→ **Task objective**
Could you transcribe every record below exactly as written, leaving out any pictures?

→ **Records to process**

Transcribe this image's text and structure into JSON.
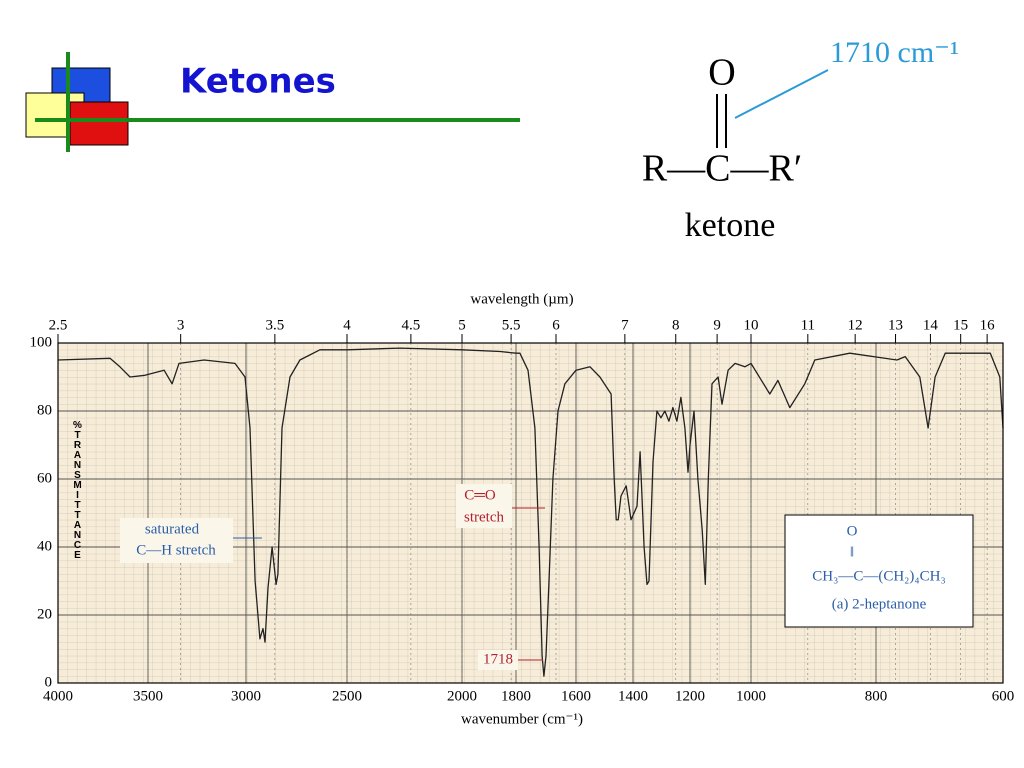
{
  "header": {
    "title": "Ketones"
  },
  "structure": {
    "frequency": "1710 cm⁻¹",
    "oxygen": "O",
    "formula": "R—C—R′",
    "name": "ketone"
  },
  "chart_data": {
    "type": "line",
    "color": "#222",
    "xlabel": "wavenumber (cm⁻¹)",
    "x2label": "wavelength (µm)",
    "ylabel": "%TRANSMITTANCE",
    "xlim": [
      4000,
      600
    ],
    "ylim": [
      0,
      100
    ],
    "xticks": [
      4000,
      3500,
      3000,
      2500,
      2000,
      1800,
      1600,
      1400,
      1200,
      1000,
      800,
      600
    ],
    "x2ticks": [
      2.5,
      3,
      3.5,
      4,
      4.5,
      5,
      5.5,
      6,
      7,
      8,
      9,
      10,
      11,
      12,
      13,
      14,
      15,
      16
    ],
    "yticks": [
      0,
      20,
      40,
      60,
      80,
      100
    ],
    "grid": true,
    "x": [
      4000,
      3711,
      3656,
      3600,
      3517,
      3418,
      3377,
      3342,
      3214,
      3056,
      3005,
      2980,
      2955,
      2931,
      2916,
      2906,
      2891,
      2871,
      2851,
      2842,
      2822,
      2782,
      2733,
      2634,
      2500,
      2270,
      2000,
      1859,
      1800,
      1787,
      1760,
      1737,
      1723,
      1713,
      1707,
      1700,
      1690,
      1677,
      1660,
      1637,
      1600,
      1551,
      1516,
      1477,
      1466,
      1459,
      1452,
      1442,
      1424,
      1407,
      1386,
      1375,
      1361,
      1351,
      1344,
      1330,
      1316,
      1302,
      1288,
      1274,
      1260,
      1246,
      1232,
      1218,
      1207,
      1200,
      1187,
      1174,
      1160,
      1150,
      1140,
      1128,
      1108,
      1095,
      1075,
      1052,
      1020,
      1000,
      970,
      957,
      938,
      914,
      898,
      842,
      767,
      754,
      731,
      718,
      707,
      691,
      620,
      605,
      600
    ],
    "values": [
      95,
      95.5,
      93,
      90,
      90.5,
      92,
      88,
      94,
      95,
      94,
      90,
      75,
      30,
      13,
      16,
      12,
      28,
      40,
      29,
      32,
      75,
      90,
      95,
      98,
      98,
      98.5,
      98,
      97.5,
      97,
      97,
      92,
      75,
      40,
      8,
      2,
      8,
      30,
      60,
      80,
      88,
      92,
      93,
      90,
      85,
      60,
      48,
      48,
      55,
      58,
      48,
      52,
      68,
      40,
      29,
      30,
      65,
      80,
      78,
      80,
      77,
      81,
      77,
      84,
      75,
      62,
      70,
      80,
      60,
      45,
      29,
      60,
      88,
      90,
      82,
      92,
      94,
      93,
      94,
      85,
      89,
      81,
      88,
      95,
      97,
      95,
      96,
      90,
      75,
      90,
      97,
      97,
      90,
      75
    ],
    "annotations": [
      "saturated",
      "C—H  stretch",
      "C═O",
      "stretch",
      "1718"
    ],
    "inset": {
      "oxygen": "O",
      "bond": "‖",
      "formula": "CH₃—C—(CH₂)₄CH₃",
      "caption": "(a) 2-heptanone"
    }
  }
}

→ **The output**
Transcribe this image's text and structure into JSON.
{
  "header": {
    "title": "Ketones"
  },
  "structure": {
    "frequency": "1710 cm⁻¹",
    "oxygen": "O",
    "formula": "R—C—R′",
    "name": "ketone"
  },
  "chart_data": {
    "type": "line",
    "color": "#222",
    "xlabel": "wavenumber (cm⁻¹)",
    "x2label": "wavelength (µm)",
    "ylabel": "%TRANSMITTANCE",
    "xlim": [
      4000,
      600
    ],
    "ylim": [
      0,
      100
    ],
    "xticks": [
      4000,
      3500,
      3000,
      2500,
      2000,
      1800,
      1600,
      1400,
      1200,
      1000,
      800,
      600
    ],
    "x2ticks": [
      2.5,
      3,
      3.5,
      4,
      4.5,
      5,
      5.5,
      6,
      7,
      8,
      9,
      10,
      11,
      12,
      13,
      14,
      15,
      16
    ],
    "yticks": [
      0,
      20,
      40,
      60,
      80,
      100
    ],
    "grid": true,
    "x": [
      4000,
      3711,
      3656,
      3600,
      3517,
      3418,
      3377,
      3342,
      3214,
      3056,
      3005,
      2980,
      2955,
      2931,
      2916,
      2906,
      2891,
      2871,
      2851,
      2842,
      2822,
      2782,
      2733,
      2634,
      2500,
      2270,
      2000,
      1859,
      1800,
      1787,
      1760,
      1737,
      1723,
      1713,
      1707,
      1700,
      1690,
      1677,
      1660,
      1637,
      1600,
      1551,
      1516,
      1477,
      1466,
      1459,
      1452,
      1442,
      1424,
      1407,
      1386,
      1375,
      1361,
      1351,
      1344,
      1330,
      1316,
      1302,
      1288,
      1274,
      1260,
      1246,
      1232,
      1218,
      1207,
      1200,
      1187,
      1174,
      1160,
      1150,
      1140,
      1128,
      1108,
      1095,
      1075,
      1052,
      1020,
      1000,
      970,
      957,
      938,
      914,
      898,
      842,
      767,
      754,
      731,
      718,
      707,
      691,
      620,
      605,
      600
    ],
    "values": [
      95,
      95.5,
      93,
      90,
      90.5,
      92,
      88,
      94,
      95,
      94,
      90,
      75,
      30,
      13,
      16,
      12,
      28,
      40,
      29,
      32,
      75,
      90,
      95,
      98,
      98,
      98.5,
      98,
      97.5,
      97,
      97,
      92,
      75,
      40,
      8,
      2,
      8,
      30,
      60,
      80,
      88,
      92,
      93,
      90,
      85,
      60,
      48,
      48,
      55,
      58,
      48,
      52,
      68,
      40,
      29,
      30,
      65,
      80,
      78,
      80,
      77,
      81,
      77,
      84,
      75,
      62,
      70,
      80,
      60,
      45,
      29,
      60,
      88,
      90,
      82,
      92,
      94,
      93,
      94,
      85,
      89,
      81,
      88,
      95,
      97,
      95,
      96,
      90,
      75,
      90,
      97,
      97,
      90,
      75
    ],
    "annotations": [
      "saturated",
      "C—H  stretch",
      "C═O",
      "stretch",
      "1718"
    ],
    "inset": {
      "oxygen": "O",
      "bond": "‖",
      "formula": "CH₃—C—(CH₂)₄CH₃",
      "caption": "(a) 2-heptanone"
    }
  }
}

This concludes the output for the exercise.